DATA FOR THIS EXERCISE:
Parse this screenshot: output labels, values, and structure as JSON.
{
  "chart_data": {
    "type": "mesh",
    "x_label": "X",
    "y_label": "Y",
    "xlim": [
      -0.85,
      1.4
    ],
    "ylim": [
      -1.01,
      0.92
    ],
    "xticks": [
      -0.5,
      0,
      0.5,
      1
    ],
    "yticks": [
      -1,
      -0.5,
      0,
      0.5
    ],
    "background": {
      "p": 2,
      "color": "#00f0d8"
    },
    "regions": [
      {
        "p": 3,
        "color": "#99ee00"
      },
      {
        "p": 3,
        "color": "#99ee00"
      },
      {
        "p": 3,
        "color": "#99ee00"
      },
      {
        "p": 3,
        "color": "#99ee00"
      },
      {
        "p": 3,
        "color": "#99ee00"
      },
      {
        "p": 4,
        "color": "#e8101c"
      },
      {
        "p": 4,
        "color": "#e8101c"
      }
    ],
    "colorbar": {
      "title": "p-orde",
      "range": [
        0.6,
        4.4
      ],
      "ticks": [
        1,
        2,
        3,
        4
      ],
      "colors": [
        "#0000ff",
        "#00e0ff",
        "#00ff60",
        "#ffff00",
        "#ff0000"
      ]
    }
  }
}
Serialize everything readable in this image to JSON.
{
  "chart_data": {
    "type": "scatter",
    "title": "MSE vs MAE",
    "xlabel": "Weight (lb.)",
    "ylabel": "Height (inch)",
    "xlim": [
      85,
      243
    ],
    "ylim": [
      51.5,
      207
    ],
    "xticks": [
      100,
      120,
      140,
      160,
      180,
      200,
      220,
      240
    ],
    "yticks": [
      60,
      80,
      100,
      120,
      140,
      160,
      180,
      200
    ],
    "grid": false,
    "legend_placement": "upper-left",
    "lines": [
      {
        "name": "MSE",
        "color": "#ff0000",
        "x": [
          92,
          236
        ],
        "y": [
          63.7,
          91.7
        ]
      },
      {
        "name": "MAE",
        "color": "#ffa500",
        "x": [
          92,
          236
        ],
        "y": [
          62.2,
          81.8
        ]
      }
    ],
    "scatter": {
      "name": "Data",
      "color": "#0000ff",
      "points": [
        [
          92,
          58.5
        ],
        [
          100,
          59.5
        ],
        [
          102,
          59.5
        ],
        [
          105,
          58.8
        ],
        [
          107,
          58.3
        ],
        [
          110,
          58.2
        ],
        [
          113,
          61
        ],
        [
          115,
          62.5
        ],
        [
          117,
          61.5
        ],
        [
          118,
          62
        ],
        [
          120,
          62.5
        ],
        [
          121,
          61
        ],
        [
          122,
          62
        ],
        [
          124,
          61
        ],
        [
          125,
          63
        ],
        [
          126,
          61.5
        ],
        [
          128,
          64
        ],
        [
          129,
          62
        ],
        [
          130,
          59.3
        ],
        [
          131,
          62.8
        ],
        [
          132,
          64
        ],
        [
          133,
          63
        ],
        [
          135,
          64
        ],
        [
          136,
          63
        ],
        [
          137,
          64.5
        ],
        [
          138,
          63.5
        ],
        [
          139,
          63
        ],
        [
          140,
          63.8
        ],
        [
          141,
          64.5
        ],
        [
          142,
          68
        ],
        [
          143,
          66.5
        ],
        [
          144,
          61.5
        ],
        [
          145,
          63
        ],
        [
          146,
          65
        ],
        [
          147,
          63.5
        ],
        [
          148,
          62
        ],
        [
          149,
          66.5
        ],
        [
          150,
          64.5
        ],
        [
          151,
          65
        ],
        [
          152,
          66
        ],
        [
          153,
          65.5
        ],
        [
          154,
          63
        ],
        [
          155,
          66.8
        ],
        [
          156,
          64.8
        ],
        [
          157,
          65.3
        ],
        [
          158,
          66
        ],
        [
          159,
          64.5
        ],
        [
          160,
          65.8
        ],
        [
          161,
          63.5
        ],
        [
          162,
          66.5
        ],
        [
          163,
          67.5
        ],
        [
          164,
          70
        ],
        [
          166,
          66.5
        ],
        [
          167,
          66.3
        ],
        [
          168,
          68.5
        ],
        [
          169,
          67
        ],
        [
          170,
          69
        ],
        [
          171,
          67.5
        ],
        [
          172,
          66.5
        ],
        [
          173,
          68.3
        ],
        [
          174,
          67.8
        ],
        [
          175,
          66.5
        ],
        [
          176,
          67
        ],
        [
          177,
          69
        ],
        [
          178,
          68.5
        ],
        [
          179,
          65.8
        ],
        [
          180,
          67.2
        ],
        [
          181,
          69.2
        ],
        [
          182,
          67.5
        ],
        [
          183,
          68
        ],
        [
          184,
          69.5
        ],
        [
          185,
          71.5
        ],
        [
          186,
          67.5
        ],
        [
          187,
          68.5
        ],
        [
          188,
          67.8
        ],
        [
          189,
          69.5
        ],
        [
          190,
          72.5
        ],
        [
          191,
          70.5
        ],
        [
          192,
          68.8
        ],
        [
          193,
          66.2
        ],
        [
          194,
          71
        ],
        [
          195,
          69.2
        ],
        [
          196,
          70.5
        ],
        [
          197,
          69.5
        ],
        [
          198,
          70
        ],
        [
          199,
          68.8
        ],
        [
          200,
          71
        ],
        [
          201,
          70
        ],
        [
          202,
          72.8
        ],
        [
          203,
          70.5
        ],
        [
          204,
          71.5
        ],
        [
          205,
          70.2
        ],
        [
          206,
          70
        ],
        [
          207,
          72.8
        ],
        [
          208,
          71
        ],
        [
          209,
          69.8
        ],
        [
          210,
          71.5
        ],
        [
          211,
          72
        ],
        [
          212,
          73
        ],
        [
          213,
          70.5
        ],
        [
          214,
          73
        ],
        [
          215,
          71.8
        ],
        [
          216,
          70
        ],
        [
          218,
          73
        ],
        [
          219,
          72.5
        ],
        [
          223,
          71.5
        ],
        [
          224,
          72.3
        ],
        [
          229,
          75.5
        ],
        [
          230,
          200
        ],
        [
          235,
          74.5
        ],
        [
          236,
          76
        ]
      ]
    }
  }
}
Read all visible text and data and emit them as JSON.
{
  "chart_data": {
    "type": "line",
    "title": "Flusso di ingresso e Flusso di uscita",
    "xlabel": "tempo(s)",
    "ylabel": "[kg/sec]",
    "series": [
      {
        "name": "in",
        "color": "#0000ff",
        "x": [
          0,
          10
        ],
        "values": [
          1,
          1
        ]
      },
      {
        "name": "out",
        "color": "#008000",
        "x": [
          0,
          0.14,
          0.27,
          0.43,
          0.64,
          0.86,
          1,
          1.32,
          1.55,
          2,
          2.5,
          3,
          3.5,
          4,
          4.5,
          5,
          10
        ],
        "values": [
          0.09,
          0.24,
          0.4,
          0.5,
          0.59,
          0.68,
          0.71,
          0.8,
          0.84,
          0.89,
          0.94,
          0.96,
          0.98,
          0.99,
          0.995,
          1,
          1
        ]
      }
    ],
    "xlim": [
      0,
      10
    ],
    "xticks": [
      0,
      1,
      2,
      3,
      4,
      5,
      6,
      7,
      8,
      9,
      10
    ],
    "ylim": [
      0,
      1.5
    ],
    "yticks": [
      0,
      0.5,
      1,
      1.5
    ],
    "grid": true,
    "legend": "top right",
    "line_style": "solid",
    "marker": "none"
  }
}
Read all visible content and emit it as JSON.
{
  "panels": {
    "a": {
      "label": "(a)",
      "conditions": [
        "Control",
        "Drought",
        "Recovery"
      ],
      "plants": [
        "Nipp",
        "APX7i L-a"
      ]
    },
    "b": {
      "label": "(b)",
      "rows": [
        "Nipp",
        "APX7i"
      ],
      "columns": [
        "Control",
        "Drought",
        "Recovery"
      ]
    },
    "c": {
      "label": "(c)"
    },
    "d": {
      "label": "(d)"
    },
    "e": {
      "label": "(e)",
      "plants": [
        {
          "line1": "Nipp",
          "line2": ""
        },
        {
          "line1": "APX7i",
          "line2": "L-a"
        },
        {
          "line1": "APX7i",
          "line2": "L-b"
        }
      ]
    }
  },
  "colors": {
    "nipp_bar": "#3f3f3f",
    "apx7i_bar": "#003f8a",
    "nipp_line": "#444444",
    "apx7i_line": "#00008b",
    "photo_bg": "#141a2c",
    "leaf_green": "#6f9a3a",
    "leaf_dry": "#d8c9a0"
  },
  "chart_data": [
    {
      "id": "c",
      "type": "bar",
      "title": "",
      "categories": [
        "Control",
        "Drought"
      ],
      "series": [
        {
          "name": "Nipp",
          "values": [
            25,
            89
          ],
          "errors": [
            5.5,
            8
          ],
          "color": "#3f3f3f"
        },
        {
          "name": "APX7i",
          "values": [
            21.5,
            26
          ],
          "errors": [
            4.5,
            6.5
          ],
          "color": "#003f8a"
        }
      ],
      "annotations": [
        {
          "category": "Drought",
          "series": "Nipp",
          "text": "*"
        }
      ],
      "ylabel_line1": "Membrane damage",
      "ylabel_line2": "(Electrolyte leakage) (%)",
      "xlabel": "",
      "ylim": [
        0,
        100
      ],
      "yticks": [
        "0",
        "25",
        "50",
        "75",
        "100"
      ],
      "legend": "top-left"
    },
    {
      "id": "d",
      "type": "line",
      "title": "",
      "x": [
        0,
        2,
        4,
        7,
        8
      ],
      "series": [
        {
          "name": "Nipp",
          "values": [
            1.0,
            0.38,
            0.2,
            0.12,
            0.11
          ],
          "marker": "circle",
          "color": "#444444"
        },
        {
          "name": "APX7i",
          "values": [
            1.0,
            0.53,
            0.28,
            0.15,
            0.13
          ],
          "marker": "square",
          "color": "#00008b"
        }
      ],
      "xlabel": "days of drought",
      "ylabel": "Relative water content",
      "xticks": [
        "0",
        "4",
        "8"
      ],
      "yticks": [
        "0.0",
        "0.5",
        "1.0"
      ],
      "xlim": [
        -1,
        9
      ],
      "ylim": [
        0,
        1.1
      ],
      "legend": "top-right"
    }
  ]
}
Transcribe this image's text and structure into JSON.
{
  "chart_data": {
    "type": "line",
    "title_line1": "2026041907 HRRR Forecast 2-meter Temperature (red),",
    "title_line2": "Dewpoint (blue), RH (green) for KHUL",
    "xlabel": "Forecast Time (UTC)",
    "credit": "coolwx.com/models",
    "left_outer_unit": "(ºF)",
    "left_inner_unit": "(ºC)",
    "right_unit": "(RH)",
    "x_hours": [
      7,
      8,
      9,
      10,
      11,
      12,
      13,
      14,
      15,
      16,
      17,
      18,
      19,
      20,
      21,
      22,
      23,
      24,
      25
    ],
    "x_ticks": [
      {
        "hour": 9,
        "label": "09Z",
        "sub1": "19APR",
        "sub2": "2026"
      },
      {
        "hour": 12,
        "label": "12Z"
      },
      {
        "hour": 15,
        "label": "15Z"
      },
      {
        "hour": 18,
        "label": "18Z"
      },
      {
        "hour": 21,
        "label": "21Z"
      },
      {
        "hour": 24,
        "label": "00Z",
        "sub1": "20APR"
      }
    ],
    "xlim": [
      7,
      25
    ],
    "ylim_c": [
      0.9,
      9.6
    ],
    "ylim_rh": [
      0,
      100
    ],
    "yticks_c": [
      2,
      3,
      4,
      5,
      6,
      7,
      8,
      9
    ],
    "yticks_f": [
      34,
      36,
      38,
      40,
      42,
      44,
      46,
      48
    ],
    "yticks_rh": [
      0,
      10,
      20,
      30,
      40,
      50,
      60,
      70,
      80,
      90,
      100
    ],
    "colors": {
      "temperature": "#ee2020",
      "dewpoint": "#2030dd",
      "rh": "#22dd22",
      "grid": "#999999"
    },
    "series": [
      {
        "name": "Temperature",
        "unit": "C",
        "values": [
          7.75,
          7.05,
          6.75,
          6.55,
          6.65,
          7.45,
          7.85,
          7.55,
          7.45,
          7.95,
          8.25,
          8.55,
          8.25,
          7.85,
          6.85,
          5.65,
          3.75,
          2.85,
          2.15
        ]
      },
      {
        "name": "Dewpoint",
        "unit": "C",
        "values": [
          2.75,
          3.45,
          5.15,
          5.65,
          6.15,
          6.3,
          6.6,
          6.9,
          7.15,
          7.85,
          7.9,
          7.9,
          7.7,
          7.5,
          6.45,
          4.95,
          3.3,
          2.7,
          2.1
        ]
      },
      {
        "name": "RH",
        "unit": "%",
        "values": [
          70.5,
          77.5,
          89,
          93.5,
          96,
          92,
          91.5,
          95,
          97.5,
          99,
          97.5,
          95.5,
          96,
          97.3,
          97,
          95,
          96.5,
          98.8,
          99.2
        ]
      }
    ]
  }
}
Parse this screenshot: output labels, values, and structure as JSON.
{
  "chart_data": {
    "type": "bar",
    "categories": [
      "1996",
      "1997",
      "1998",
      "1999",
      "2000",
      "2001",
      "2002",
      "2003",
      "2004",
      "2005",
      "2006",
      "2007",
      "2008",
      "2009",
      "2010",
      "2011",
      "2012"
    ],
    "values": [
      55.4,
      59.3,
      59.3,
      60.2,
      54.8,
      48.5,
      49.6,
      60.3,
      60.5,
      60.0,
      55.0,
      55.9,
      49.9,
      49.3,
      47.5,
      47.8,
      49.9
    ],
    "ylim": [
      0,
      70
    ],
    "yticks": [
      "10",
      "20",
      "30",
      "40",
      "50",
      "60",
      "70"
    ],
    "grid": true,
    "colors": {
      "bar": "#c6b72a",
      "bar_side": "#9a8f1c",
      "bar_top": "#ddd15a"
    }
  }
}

SET EXERCISE: Check every line of the records above for the string "name" and say how many contain it, giving the number alone.

CORRECT OUTPUT: 12